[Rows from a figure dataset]

····················

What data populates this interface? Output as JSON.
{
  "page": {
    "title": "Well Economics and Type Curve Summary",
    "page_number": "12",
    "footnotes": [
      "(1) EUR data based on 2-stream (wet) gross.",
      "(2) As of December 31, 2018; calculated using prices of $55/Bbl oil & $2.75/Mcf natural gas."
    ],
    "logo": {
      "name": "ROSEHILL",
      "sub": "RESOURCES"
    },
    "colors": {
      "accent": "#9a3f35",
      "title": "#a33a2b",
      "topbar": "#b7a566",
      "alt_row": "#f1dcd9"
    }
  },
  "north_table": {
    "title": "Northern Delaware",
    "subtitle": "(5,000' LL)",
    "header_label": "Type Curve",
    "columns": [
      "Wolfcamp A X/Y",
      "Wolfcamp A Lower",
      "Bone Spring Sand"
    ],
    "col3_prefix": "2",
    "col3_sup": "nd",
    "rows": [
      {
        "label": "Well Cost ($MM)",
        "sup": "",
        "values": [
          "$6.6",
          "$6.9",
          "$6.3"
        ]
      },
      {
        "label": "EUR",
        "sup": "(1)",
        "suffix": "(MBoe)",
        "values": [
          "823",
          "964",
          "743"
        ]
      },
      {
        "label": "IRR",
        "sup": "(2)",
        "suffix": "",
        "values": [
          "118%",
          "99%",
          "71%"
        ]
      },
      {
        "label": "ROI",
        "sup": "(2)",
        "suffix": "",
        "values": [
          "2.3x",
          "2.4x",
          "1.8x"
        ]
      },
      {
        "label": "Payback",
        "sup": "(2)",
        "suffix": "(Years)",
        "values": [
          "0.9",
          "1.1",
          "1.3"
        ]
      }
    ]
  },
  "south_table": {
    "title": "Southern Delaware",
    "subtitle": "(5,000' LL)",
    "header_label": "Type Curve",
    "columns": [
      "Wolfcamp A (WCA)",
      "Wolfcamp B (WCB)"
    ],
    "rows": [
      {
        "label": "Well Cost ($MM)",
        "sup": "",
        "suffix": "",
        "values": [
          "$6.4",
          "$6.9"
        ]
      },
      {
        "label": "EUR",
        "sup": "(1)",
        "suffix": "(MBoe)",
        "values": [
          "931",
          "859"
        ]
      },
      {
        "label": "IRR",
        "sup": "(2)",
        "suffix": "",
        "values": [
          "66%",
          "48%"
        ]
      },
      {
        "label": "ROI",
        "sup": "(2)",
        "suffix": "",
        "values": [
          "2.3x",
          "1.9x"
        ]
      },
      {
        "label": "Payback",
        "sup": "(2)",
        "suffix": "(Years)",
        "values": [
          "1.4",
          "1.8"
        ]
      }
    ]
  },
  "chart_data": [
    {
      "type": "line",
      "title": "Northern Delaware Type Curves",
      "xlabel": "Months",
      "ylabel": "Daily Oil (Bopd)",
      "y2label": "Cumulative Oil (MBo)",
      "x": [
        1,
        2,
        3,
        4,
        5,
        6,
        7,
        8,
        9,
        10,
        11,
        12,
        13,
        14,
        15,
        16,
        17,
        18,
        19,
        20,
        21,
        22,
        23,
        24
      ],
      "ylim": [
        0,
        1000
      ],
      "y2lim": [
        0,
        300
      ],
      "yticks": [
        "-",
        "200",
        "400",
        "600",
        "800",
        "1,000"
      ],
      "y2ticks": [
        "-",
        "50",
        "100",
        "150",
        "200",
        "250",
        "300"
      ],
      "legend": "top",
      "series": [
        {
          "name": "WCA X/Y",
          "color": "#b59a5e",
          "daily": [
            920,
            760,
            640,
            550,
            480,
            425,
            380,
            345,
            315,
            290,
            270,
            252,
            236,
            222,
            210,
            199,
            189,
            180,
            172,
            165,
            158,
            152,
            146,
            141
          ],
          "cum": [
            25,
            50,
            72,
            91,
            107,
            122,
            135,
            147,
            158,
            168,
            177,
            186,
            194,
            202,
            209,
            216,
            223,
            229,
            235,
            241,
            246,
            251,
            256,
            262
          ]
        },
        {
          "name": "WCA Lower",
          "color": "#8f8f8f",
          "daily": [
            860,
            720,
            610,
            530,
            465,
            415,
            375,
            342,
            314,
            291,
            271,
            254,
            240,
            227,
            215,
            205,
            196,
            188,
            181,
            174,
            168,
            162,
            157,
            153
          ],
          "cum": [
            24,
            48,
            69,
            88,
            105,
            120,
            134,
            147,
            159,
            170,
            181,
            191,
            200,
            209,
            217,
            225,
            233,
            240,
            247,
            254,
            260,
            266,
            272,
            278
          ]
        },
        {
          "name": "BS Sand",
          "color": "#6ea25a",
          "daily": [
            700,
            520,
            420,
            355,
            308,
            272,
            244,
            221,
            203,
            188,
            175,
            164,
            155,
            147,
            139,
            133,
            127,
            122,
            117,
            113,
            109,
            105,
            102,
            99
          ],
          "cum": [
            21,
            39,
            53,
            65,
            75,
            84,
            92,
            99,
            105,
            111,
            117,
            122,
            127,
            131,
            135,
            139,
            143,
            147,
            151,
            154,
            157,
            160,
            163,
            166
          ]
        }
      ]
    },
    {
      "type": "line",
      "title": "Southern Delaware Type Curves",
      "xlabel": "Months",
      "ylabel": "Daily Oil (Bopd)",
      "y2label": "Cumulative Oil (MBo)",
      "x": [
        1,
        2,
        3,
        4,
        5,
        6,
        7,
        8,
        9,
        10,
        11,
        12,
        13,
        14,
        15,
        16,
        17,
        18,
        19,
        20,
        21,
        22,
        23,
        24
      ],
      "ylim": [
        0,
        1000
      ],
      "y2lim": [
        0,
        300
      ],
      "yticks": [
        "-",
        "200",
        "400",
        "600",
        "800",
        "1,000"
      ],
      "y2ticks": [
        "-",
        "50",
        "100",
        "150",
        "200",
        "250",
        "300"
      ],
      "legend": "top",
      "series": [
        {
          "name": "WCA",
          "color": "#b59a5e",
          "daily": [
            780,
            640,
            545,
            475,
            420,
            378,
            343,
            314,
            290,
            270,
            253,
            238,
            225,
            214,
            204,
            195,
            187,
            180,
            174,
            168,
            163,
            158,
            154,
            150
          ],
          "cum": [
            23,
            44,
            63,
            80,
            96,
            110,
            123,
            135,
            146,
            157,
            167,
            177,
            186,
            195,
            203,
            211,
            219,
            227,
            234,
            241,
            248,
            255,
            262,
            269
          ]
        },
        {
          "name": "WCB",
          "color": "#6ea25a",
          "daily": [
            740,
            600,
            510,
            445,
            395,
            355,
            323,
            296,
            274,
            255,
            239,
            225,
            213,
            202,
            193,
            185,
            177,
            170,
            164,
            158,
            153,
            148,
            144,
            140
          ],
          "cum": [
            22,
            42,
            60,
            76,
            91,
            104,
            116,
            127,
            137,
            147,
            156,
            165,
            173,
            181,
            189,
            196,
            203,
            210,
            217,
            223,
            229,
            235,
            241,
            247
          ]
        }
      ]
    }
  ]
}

····················

Please reproduce each record precisely as written.

_Solution to the exercise:_
What data populates this interface? Output as JSON.
{
  "page": {
    "title": "Well Economics and Type Curve Summary",
    "page_number": "12",
    "footnotes": [
      "(1) EUR data based on 2-stream (wet) gross.",
      "(2) As of December 31, 2018; calculated using prices of $55/Bbl oil & $2.75/Mcf natural gas."
    ],
    "logo": {
      "name": "ROSEHILL",
      "sub": "RESOURCES"
    },
    "colors": {
      "accent": "#9a3f35",
      "title": "#a33a2b",
      "topbar": "#b7a566",
      "alt_row": "#f1dcd9"
    }
  },
  "north_table": {
    "title": "Northern Delaware",
    "subtitle": "(5,000' LL)",
    "header_label": "Type Curve",
    "columns": [
      "Wolfcamp A X/Y",
      "Wolfcamp A Lower",
      "Bone Spring Sand"
    ],
    "col3_prefix": "2",
    "col3_sup": "nd",
    "rows": [
      {
        "label": "Well Cost ($MM)",
        "sup": "",
        "values": [
          "$6.6",
          "$6.9",
          "$6.3"
        ]
      },
      {
        "label": "EUR",
        "sup": "(1)",
        "suffix": "(MBoe)",
        "values": [
          "823",
          "964",
          "743"
        ]
      },
      {
        "label": "IRR",
        "sup": "(2)",
        "suffix": "",
        "values": [
          "118%",
          "99%",
          "71%"
        ]
      },
      {
        "label": "ROI",
        "sup": "(2)",
        "suffix": "",
        "values": [
          "2.3x",
          "2.4x",
          "1.8x"
        ]
      },
      {
        "label": "Payback",
        "sup": "(2)",
        "suffix": "(Years)",
        "values": [
          "0.9",
          "1.1",
          "1.3"
        ]
      }
    ]
  },
  "south_table": {
    "title": "Southern Delaware",
    "subtitle": "(5,000' LL)",
    "header_label": "Type Curve",
    "columns": [
      "Wolfcamp A (WCA)",
      "Wolfcamp B (WCB)"
    ],
    "rows": [
      {
        "label": "Well Cost ($MM)",
        "sup": "",
        "suffix": "",
        "values": [
          "$6.4",
          "$6.9"
        ]
      },
      {
        "label": "EUR",
        "sup": "(1)",
        "suffix": "(MBoe)",
        "values": [
          "931",
          "859"
        ]
      },
      {
        "label": "IRR",
        "sup": "(2)",
        "suffix": "",
        "values": [
          "66%",
          "48%"
        ]
      },
      {
        "label": "ROI",
        "sup": "(2)",
        "suffix": "",
        "values": [
          "2.3x",
          "1.9x"
        ]
      },
      {
        "label": "Payback",
        "sup": "(2)",
        "suffix": "(Years)",
        "values": [
          "1.4",
          "1.8"
        ]
      }
    ]
  },
  "chart_data": [
    {
      "type": "line",
      "title": "Northern Delaware Type Curves",
      "xlabel": "Months",
      "ylabel": "Daily Oil (Bopd)",
      "y2label": "Cumulative Oil (MBo)",
      "x": [
        1,
        2,
        3,
        4,
        5,
        6,
        7,
        8,
        9,
        10,
        11,
        12,
        13,
        14,
        15,
        16,
        17,
        18,
        19,
        20,
        21,
        22,
        23,
        24
      ],
      "ylim": [
        0,
        1000
      ],
      "y2lim": [
        0,
        300
      ],
      "yticks": [
        "-",
        "200",
        "400",
        "600",
        "800",
        "1,000"
      ],
      "y2ticks": [
        "-",
        "50",
        "100",
        "150",
        "200",
        "250",
        "300"
      ],
      "legend": "top",
      "series": [
        {
          "name": "WCA X/Y",
          "color": "#b59a5e",
          "daily": [
            920,
            760,
            640,
            550,
            480,
            425,
            380,
            345,
            315,
            290,
            270,
            252,
            236,
            222,
            210,
            199,
            189,
            180,
            172,
            165,
            158,
            152,
            146,
            141
          ],
          "cum": [
            25,
            50,
            72,
            91,
            107,
            122,
            135,
            147,
            158,
            168,
            177,
            186,
            194,
            202,
            209,
            216,
            223,
            229,
            235,
            241,
            246,
            251,
            256,
            262
          ]
        },
        {
          "name": "WCA Lower",
          "color": "#8f8f8f",
          "daily": [
            860,
            720,
            610,
            530,
            465,
            415,
            375,
            342,
            314,
            291,
            271,
            254,
            240,
            227,
            215,
            205,
            196,
            188,
            181,
            174,
            168,
            162,
            157,
            153
          ],
          "cum": [
            24,
            48,
            69,
            88,
            105,
            120,
            134,
            147,
            159,
            170,
            181,
            191,
            200,
            209,
            217,
            225,
            233,
            240,
            247,
            254,
            260,
            266,
            272,
            278
          ]
        },
        {
          "name": "BS Sand",
          "color": "#6ea25a",
          "daily": [
            700,
            520,
            420,
            355,
            308,
            272,
            244,
            221,
            203,
            188,
            175,
            164,
            155,
            147,
            139,
            133,
            127,
            122,
            117,
            113,
            109,
            105,
            102,
            99
          ],
          "cum": [
            21,
            39,
            53,
            65,
            75,
            84,
            92,
            99,
            105,
            111,
            117,
            122,
            127,
            131,
            135,
            139,
            143,
            147,
            151,
            154,
            157,
            160,
            163,
            166
          ]
        }
      ]
    },
    {
      "type": "line",
      "title": "Southern Delaware Type Curves",
      "xlabel": "Months",
      "ylabel": "Daily Oil (Bopd)",
      "y2label": "Cumulative Oil (MBo)",
      "x": [
        1,
        2,
        3,
        4,
        5,
        6,
        7,
        8,
        9,
        10,
        11,
        12,
        13,
        14,
        15,
        16,
        17,
        18,
        19,
        20,
        21,
        22,
        23,
        24
      ],
      "ylim": [
        0,
        1000
      ],
      "y2lim": [
        0,
        300
      ],
      "yticks": [
        "-",
        "200",
        "400",
        "600",
        "800",
        "1,000"
      ],
      "y2ticks": [
        "-",
        "50",
        "100",
        "150",
        "200",
        "250",
        "300"
      ],
      "legend": "top",
      "series": [
        {
          "name": "WCA",
          "color": "#b59a5e",
          "daily": [
            780,
            640,
            545,
            475,
            420,
            378,
            343,
            314,
            290,
            270,
            253,
            238,
            225,
            214,
            204,
            195,
            187,
            180,
            174,
            168,
            163,
            158,
            154,
            150
          ],
          "cum": [
            23,
            44,
            63,
            80,
            96,
            110,
            123,
            135,
            146,
            157,
            167,
            177,
            186,
            195,
            203,
            211,
            219,
            227,
            234,
            241,
            248,
            255,
            262,
            269
          ]
        },
        {
          "name": "WCB",
          "color": "#6ea25a",
          "daily": [
            740,
            600,
            510,
            445,
            395,
            355,
            323,
            296,
            274,
            255,
            239,
            225,
            213,
            202,
            193,
            185,
            177,
            170,
            164,
            158,
            153,
            148,
            144,
            140
          ],
          "cum": [
            22,
            42,
            60,
            76,
            91,
            104,
            116,
            127,
            137,
            147,
            156,
            165,
            173,
            181,
            189,
            196,
            203,
            210,
            217,
            223,
            229,
            235,
            241,
            247
          ]
        }
      ]
    }
  ]
}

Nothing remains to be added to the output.